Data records
--- start ---
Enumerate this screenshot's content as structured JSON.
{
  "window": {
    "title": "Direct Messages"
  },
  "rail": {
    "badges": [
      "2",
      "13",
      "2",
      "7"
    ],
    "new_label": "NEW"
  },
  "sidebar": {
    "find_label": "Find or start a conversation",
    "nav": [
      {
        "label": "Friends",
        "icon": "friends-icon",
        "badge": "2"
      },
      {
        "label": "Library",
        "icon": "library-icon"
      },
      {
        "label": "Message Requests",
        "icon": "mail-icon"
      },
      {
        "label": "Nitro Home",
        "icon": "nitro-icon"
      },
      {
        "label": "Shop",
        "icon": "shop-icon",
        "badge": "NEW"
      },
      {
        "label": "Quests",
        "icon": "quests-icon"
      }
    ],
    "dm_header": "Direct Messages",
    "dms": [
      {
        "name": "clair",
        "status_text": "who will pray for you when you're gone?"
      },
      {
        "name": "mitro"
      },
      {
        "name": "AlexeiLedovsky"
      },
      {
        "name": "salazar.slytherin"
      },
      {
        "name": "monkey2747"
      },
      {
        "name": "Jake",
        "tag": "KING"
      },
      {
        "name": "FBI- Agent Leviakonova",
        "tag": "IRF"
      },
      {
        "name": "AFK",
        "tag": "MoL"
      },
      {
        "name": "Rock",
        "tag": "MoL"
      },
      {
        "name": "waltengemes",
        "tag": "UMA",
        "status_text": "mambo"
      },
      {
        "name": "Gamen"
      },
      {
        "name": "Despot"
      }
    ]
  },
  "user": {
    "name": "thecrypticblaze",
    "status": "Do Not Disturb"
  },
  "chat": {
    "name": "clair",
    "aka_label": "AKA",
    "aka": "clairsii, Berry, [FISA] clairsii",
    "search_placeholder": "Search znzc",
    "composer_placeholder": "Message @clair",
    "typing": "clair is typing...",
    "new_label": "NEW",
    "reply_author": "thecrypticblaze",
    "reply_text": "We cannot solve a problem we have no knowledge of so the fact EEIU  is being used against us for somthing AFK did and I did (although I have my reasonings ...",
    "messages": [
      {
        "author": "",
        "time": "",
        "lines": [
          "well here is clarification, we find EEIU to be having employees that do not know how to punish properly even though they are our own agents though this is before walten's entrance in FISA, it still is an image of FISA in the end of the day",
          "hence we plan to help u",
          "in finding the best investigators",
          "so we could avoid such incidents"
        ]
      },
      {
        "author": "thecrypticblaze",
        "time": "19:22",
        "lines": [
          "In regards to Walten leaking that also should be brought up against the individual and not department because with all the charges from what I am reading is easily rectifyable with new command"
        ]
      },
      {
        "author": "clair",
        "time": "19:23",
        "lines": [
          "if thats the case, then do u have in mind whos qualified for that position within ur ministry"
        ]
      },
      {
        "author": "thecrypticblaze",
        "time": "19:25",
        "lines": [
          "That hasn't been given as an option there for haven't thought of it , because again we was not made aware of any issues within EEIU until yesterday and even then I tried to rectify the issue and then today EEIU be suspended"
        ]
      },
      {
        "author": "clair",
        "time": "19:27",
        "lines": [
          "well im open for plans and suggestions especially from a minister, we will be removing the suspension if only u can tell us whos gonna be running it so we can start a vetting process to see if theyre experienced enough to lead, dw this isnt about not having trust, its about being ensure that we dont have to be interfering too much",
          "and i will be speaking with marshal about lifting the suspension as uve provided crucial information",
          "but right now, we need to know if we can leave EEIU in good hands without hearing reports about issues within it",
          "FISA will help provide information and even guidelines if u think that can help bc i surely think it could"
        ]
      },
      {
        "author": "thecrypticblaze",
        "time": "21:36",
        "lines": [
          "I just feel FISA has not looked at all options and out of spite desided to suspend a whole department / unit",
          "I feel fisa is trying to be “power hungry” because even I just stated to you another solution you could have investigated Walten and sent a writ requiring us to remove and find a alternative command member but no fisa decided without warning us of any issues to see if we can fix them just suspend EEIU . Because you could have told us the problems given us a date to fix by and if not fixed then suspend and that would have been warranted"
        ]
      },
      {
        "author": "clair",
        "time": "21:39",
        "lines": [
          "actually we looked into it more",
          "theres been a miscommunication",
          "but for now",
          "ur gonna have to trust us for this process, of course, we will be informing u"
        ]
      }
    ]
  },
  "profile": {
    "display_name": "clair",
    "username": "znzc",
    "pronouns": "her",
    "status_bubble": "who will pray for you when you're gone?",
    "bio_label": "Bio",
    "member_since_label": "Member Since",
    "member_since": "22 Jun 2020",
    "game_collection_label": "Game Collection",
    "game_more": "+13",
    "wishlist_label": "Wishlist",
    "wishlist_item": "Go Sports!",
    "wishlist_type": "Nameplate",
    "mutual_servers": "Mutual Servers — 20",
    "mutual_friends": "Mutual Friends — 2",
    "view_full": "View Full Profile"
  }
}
--- end ---
The request — Make an exact copy of every entry.

Answer to the problem —
Enumerate this screenshot's content as structured JSON.
{
  "window": {
    "title": "Direct Messages"
  },
  "rail": {
    "badges": [
      "2",
      "13",
      "2",
      "7"
    ],
    "new_label": "NEW"
  },
  "sidebar": {
    "find_label": "Find or start a conversation",
    "nav": [
      {
        "label": "Friends",
        "icon": "friends-icon",
        "badge": "2"
      },
      {
        "label": "Library",
        "icon": "library-icon"
      },
      {
        "label": "Message Requests",
        "icon": "mail-icon"
      },
      {
        "label": "Nitro Home",
        "icon": "nitro-icon"
      },
      {
        "label": "Shop",
        "icon": "shop-icon",
        "badge": "NEW"
      },
      {
        "label": "Quests",
        "icon": "quests-icon"
      }
    ],
    "dm_header": "Direct Messages",
    "dms": [
      {
        "name": "clair",
        "status_text": "who will pray for you when you're gone?"
      },
      {
        "name": "mitro"
      },
      {
        "name": "AlexeiLedovsky"
      },
      {
        "name": "salazar.slytherin"
      },
      {
        "name": "monkey2747"
      },
      {
        "name": "Jake",
        "tag": "KING"
      },
      {
        "name": "FBI- Agent Leviakonova",
        "tag": "IRF"
      },
      {
        "name": "AFK",
        "tag": "MoL"
      },
      {
        "name": "Rock",
        "tag": "MoL"
      },
      {
        "name": "waltengemes",
        "tag": "UMA",
        "status_text": "mambo"
      },
      {
        "name": "Gamen"
      },
      {
        "name": "Despot"
      }
    ]
  },
  "user": {
    "name": "thecrypticblaze",
    "status": "Do Not Disturb"
  },
  "chat": {
    "name": "clair",
    "aka_label": "AKA",
    "aka": "clairsii, Berry, [FISA] clairsii",
    "search_placeholder": "Search znzc",
    "composer_placeholder": "Message @clair",
    "typing": "clair is typing...",
    "new_label": "NEW",
    "reply_author": "thecrypticblaze",
    "reply_text": "We cannot solve a problem we have no knowledge of so the fact EEIU  is being used against us for somthing AFK did and I did (although I have my reasonings ...",
    "messages": [
      {
        "author": "",
        "time": "",
        "lines": [
          "well here is clarification, we find EEIU to be having employees that do not know how to punish properly even though they are our own agents though this is before walten's entrance in FISA, it still is an image of FISA in the end of the day",
          "hence we plan to help u",
          "in finding the best investigators",
          "so we could avoid such incidents"
        ]
      },
      {
        "author": "thecrypticblaze",
        "time": "19:22",
        "lines": [
          "In regards to Walten leaking that also should be brought up against the individual and not department because with all the charges from what I am reading is easily rectifyable with new command"
        ]
      },
      {
        "author": "clair",
        "time": "19:23",
        "lines": [
          "if thats the case, then do u have in mind whos qualified for that position within ur ministry"
        ]
      },
      {
        "author": "thecrypticblaze",
        "time": "19:25",
        "lines": [
          "That hasn't been given as an option there for haven't thought of it , because again we was not made aware of any issues within EEIU until yesterday and even then I tried to rectify the issue and then today EEIU be suspended"
        ]
      },
      {
        "author": "clair",
        "time": "19:27",
        "lines": [
          "well im open for plans and suggestions especially from a minister, we will be removing the suspension if only u can tell us whos gonna be running it so we can start a vetting process to see if theyre experienced enough to lead, dw this isnt about not having trust, its about being ensure that we dont have to be interfering too much",
          "and i will be speaking with marshal about lifting the suspension as uve provided crucial information",
          "but right now, we need to know if we can leave EEIU in good hands without hearing reports about issues within it",
          "FISA will help provide information and even guidelines if u think that can help bc i surely think it could"
        ]
      },
      {
        "author": "thecrypticblaze",
        "time": "21:36",
        "lines": [
          "I just feel FISA has not looked at all options and out of spite desided to suspend a whole department / unit",
          "I feel fisa is trying to be “power hungry” because even I just stated to you another solution you could have investigated Walten and sent a writ requiring us to remove and find a alternative command member but no fisa decided without warning us of any issues to see if we can fix them just suspend EEIU . Because you could have told us the problems given us a date to fix by and if not fixed then suspend and that would have been warranted"
        ]
      },
      {
        "author": "clair",
        "time": "21:39",
        "lines": [
          "actually we looked into it more",
          "theres been a miscommunication",
          "but for now",
          "ur gonna have to trust us for this process, of course, we will be informing u"
        ]
      }
    ]
  },
  "profile": {
    "display_name": "clair",
    "username": "znzc",
    "pronouns": "her",
    "status_bubble": "who will pray for you when you're gone?",
    "bio_label": "Bio",
    "member_since_label": "Member Since",
    "member_since": "22 Jun 2020",
    "game_collection_label": "Game Collection",
    "game_more": "+13",
    "wishlist_label": "Wishlist",
    "wishlist_item": "Go Sports!",
    "wishlist_type": "Nameplate",
    "mutual_servers": "Mutual Servers — 20",
    "mutual_friends": "Mutual Friends — 2",
    "view_full": "View Full Profile"
  }
}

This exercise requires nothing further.